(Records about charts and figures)

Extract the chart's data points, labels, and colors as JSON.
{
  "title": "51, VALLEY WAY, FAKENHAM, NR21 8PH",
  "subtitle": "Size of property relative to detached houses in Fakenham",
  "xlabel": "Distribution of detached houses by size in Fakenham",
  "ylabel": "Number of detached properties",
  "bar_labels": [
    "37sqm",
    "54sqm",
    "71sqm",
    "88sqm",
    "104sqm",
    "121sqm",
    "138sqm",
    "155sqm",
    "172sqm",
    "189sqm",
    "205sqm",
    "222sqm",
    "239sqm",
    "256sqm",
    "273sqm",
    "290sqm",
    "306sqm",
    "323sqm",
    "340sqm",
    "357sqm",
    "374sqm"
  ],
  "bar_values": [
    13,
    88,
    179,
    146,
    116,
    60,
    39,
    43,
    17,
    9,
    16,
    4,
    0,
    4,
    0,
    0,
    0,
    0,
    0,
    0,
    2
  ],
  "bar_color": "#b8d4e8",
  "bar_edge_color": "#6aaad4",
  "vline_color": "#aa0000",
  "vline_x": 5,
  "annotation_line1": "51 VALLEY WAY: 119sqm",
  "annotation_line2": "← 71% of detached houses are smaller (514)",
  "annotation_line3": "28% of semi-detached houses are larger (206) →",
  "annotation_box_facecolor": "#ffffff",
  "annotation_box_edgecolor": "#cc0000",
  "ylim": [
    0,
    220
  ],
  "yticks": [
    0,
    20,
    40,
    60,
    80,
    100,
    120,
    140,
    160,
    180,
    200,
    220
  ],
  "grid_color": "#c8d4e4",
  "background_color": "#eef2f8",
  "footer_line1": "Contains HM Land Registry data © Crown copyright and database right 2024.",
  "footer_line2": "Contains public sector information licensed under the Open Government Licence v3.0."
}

Stated task: Give the listing again, word for word.

Final result:
Extract the chart's data points, labels, and colors as JSON.
{
  "title": "51, VALLEY WAY, FAKENHAM, NR21 8PH",
  "subtitle": "Size of property relative to detached houses in Fakenham",
  "xlabel": "Distribution of detached houses by size in Fakenham",
  "ylabel": "Number of detached properties",
  "bar_labels": [
    "37sqm",
    "54sqm",
    "71sqm",
    "88sqm",
    "104sqm",
    "121sqm",
    "138sqm",
    "155sqm",
    "172sqm",
    "189sqm",
    "205sqm",
    "222sqm",
    "239sqm",
    "256sqm",
    "273sqm",
    "290sqm",
    "306sqm",
    "323sqm",
    "340sqm",
    "357sqm",
    "374sqm"
  ],
  "bar_values": [
    13,
    88,
    179,
    146,
    116,
    60,
    39,
    43,
    17,
    9,
    16,
    4,
    0,
    4,
    0,
    0,
    0,
    0,
    0,
    0,
    2
  ],
  "bar_color": "#b8d4e8",
  "bar_edge_color": "#6aaad4",
  "vline_color": "#aa0000",
  "vline_x": 5,
  "annotation_line1": "51 VALLEY WAY: 119sqm",
  "annotation_line2": "← 71% of detached houses are smaller (514)",
  "annotation_line3": "28% of semi-detached houses are larger (206) →",
  "annotation_box_facecolor": "#ffffff",
  "annotation_box_edgecolor": "#cc0000",
  "ylim": [
    0,
    220
  ],
  "yticks": [
    0,
    20,
    40,
    60,
    80,
    100,
    120,
    140,
    160,
    180,
    200,
    220
  ],
  "grid_color": "#c8d4e4",
  "background_color": "#eef2f8",
  "footer_line1": "Contains HM Land Registry data © Crown copyright and database right 2024.",
  "footer_line2": "Contains public sector information licensed under the Open Government Licence v3.0."
}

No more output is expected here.